■ Task statement
Print all the data, keeping every line exactly as it is.

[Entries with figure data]
+--

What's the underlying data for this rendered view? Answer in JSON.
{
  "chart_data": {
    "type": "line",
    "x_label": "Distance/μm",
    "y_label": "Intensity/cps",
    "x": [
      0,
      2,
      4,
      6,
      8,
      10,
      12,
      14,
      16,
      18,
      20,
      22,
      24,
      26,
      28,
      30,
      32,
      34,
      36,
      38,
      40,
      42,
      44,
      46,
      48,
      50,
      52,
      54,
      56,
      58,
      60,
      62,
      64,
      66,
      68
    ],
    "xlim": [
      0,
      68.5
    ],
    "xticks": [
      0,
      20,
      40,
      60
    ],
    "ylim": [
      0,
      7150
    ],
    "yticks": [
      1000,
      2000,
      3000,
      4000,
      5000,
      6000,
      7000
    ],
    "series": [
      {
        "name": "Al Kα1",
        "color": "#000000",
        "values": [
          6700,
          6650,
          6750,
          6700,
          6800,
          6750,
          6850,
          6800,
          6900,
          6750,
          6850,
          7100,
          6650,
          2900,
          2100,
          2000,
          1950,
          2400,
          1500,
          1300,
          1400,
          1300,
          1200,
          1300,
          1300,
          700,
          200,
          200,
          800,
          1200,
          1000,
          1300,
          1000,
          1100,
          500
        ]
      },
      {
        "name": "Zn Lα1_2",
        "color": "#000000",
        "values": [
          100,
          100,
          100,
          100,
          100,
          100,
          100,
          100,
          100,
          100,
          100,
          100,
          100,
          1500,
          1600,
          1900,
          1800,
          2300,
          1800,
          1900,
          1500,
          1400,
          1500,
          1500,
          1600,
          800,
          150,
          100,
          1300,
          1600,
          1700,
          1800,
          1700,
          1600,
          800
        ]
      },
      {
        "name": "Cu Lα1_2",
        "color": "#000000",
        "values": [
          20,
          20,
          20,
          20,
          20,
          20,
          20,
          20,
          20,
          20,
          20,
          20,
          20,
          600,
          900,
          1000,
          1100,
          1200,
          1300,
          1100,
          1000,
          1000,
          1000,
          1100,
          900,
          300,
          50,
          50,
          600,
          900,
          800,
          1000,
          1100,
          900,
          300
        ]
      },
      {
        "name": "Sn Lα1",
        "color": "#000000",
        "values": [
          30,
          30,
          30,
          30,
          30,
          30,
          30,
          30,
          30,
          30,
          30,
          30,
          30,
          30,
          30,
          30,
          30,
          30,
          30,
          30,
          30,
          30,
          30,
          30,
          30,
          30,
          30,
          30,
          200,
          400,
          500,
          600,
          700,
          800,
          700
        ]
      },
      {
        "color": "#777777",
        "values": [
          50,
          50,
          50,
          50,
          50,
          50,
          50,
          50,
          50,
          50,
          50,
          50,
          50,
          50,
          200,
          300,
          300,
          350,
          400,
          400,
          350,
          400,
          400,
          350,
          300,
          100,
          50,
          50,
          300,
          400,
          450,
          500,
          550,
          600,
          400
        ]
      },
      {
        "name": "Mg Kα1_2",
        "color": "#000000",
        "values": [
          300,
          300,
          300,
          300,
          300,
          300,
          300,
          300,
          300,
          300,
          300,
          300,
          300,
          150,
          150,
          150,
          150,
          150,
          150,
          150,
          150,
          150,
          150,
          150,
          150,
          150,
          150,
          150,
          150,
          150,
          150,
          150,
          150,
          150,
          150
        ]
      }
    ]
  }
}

+--

■ Solution to this task
What's the underlying data for this rendered view? Answer in JSON.
{
  "chart_data": {
    "type": "line",
    "x_label": "Distance/μm",
    "y_label": "Intensity/cps",
    "x": [
      0,
      2,
      4,
      6,
      8,
      10,
      12,
      14,
      16,
      18,
      20,
      22,
      24,
      26,
      28,
      30,
      32,
      34,
      36,
      38,
      40,
      42,
      44,
      46,
      48,
      50,
      52,
      54,
      56,
      58,
      60,
      62,
      64,
      66,
      68
    ],
    "xlim": [
      0,
      68.5
    ],
    "xticks": [
      0,
      20,
      40,
      60
    ],
    "ylim": [
      0,
      7150
    ],
    "yticks": [
      1000,
      2000,
      3000,
      4000,
      5000,
      6000,
      7000
    ],
    "series": [
      {
        "name": "Al Kα1",
        "color": "#000000",
        "values": [
          6700,
          6650,
          6750,
          6700,
          6800,
          6750,
          6850,
          6800,
          6900,
          6750,
          6850,
          7100,
          6650,
          2900,
          2100,
          2000,
          1950,
          2400,
          1500,
          1300,
          1400,
          1300,
          1200,
          1300,
          1300,
          700,
          200,
          200,
          800,
          1200,
          1000,
          1300,
          1000,
          1100,
          500
        ]
      },
      {
        "name": "Zn Lα1_2",
        "color": "#000000",
        "values": [
          100,
          100,
          100,
          100,
          100,
          100,
          100,
          100,
          100,
          100,
          100,
          100,
          100,
          1500,
          1600,
          1900,
          1800,
          2300,
          1800,
          1900,
          1500,
          1400,
          1500,
          1500,
          1600,
          800,
          150,
          100,
          1300,
          1600,
          1700,
          1800,
          1700,
          1600,
          800
        ]
      },
      {
        "name": "Cu Lα1_2",
        "color": "#000000",
        "values": [
          20,
          20,
          20,
          20,
          20,
          20,
          20,
          20,
          20,
          20,
          20,
          20,
          20,
          600,
          900,
          1000,
          1100,
          1200,
          1300,
          1100,
          1000,
          1000,
          1000,
          1100,
          900,
          300,
          50,
          50,
          600,
          900,
          800,
          1000,
          1100,
          900,
          300
        ]
      },
      {
        "name": "Sn Lα1",
        "color": "#000000",
        "values": [
          30,
          30,
          30,
          30,
          30,
          30,
          30,
          30,
          30,
          30,
          30,
          30,
          30,
          30,
          30,
          30,
          30,
          30,
          30,
          30,
          30,
          30,
          30,
          30,
          30,
          30,
          30,
          30,
          200,
          400,
          500,
          600,
          700,
          800,
          700
        ]
      },
      {
        "color": "#777777",
        "values": [
          50,
          50,
          50,
          50,
          50,
          50,
          50,
          50,
          50,
          50,
          50,
          50,
          50,
          50,
          200,
          300,
          300,
          350,
          400,
          400,
          350,
          400,
          400,
          350,
          300,
          100,
          50,
          50,
          300,
          400,
          450,
          500,
          550,
          600,
          400
        ]
      },
      {
        "name": "Mg Kα1_2",
        "color": "#000000",
        "values": [
          300,
          300,
          300,
          300,
          300,
          300,
          300,
          300,
          300,
          300,
          300,
          300,
          300,
          150,
          150,
          150,
          150,
          150,
          150,
          150,
          150,
          150,
          150,
          150,
          150,
          150,
          150,
          150,
          150,
          150,
          150,
          150,
          150,
          150,
          150
        ]
      }
    ]
  }
}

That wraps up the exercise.